▸ **WHAT IS NEEDED**
Extract the lines that hold the string "visible".

▸ **SUPPLIED DATA**
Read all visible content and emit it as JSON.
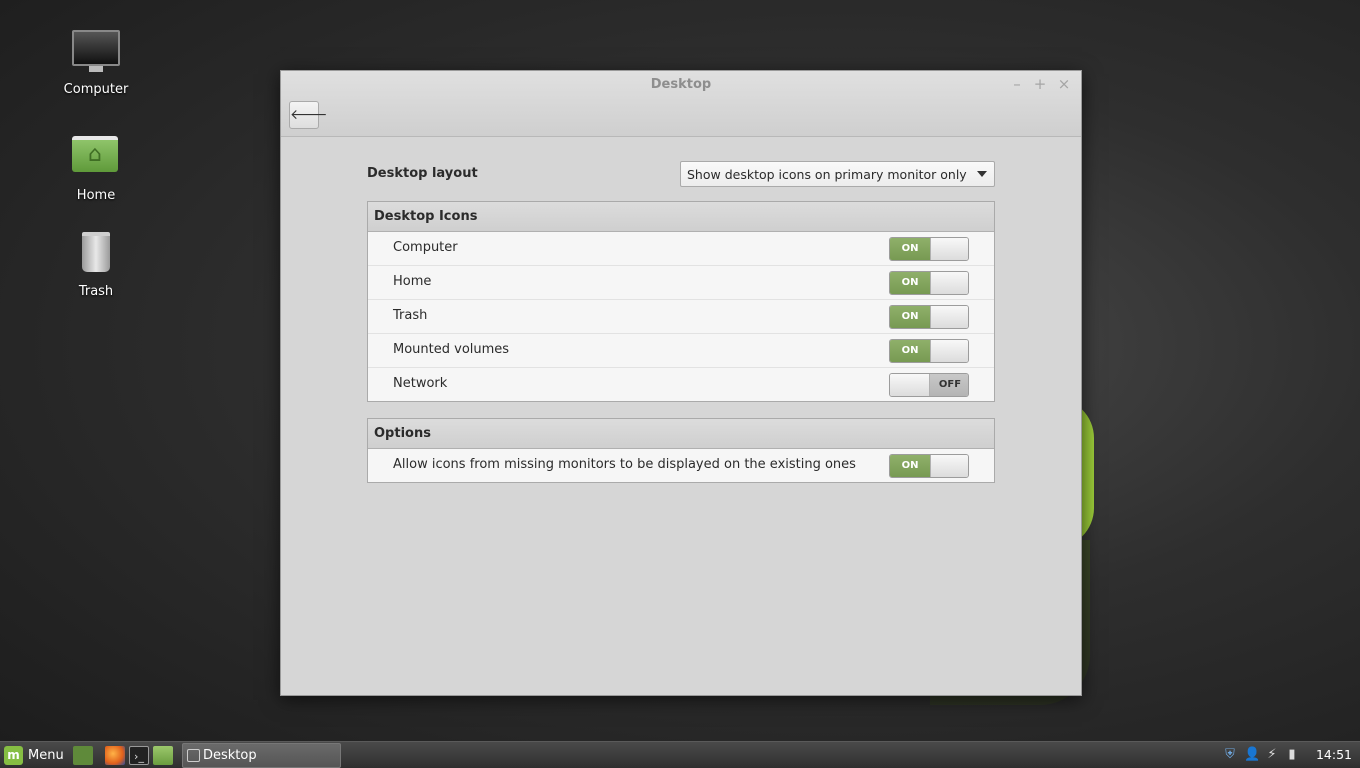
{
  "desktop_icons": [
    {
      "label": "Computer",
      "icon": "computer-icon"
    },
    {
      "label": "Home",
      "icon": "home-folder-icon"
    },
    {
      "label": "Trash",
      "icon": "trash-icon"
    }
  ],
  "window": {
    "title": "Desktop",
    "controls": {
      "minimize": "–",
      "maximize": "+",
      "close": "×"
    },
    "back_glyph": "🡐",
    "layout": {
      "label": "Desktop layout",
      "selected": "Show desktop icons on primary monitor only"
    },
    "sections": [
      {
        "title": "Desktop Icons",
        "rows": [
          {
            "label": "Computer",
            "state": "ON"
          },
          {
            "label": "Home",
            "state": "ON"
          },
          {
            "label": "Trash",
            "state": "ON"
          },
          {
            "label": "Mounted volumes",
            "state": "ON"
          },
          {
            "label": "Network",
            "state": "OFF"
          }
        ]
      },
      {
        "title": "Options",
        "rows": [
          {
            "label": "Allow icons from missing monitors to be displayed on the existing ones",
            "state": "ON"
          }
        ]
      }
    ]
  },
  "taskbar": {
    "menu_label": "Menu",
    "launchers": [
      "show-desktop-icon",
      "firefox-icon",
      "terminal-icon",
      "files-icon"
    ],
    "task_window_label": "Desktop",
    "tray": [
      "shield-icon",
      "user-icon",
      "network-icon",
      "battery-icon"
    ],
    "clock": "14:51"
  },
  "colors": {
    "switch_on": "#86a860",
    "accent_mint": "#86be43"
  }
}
---
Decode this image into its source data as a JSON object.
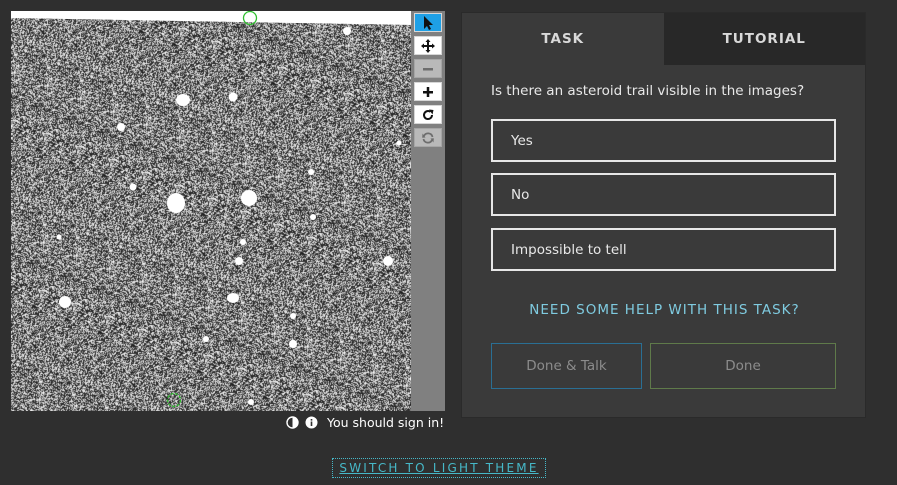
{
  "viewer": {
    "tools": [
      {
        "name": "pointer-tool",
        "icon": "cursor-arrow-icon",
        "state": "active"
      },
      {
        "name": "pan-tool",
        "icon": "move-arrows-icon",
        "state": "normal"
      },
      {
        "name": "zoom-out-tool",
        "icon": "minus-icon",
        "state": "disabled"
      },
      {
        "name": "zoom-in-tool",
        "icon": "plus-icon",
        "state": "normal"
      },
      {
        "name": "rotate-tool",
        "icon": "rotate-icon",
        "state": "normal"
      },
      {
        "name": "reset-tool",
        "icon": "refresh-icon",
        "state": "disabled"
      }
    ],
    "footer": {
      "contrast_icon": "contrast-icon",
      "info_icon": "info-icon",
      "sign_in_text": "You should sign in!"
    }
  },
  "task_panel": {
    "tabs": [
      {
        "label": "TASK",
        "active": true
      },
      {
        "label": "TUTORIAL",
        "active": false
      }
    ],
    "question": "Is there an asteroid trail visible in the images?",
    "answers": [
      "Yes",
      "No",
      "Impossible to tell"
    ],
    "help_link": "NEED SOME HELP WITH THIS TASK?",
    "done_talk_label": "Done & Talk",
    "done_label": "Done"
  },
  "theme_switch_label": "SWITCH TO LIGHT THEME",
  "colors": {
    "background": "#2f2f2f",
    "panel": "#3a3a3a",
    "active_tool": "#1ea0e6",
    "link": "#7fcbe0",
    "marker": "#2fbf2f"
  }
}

▸ **SOLUTION**
Read all visible content and emit it as JSON.
    "question": "Is there an asteroid trail visible in the images?",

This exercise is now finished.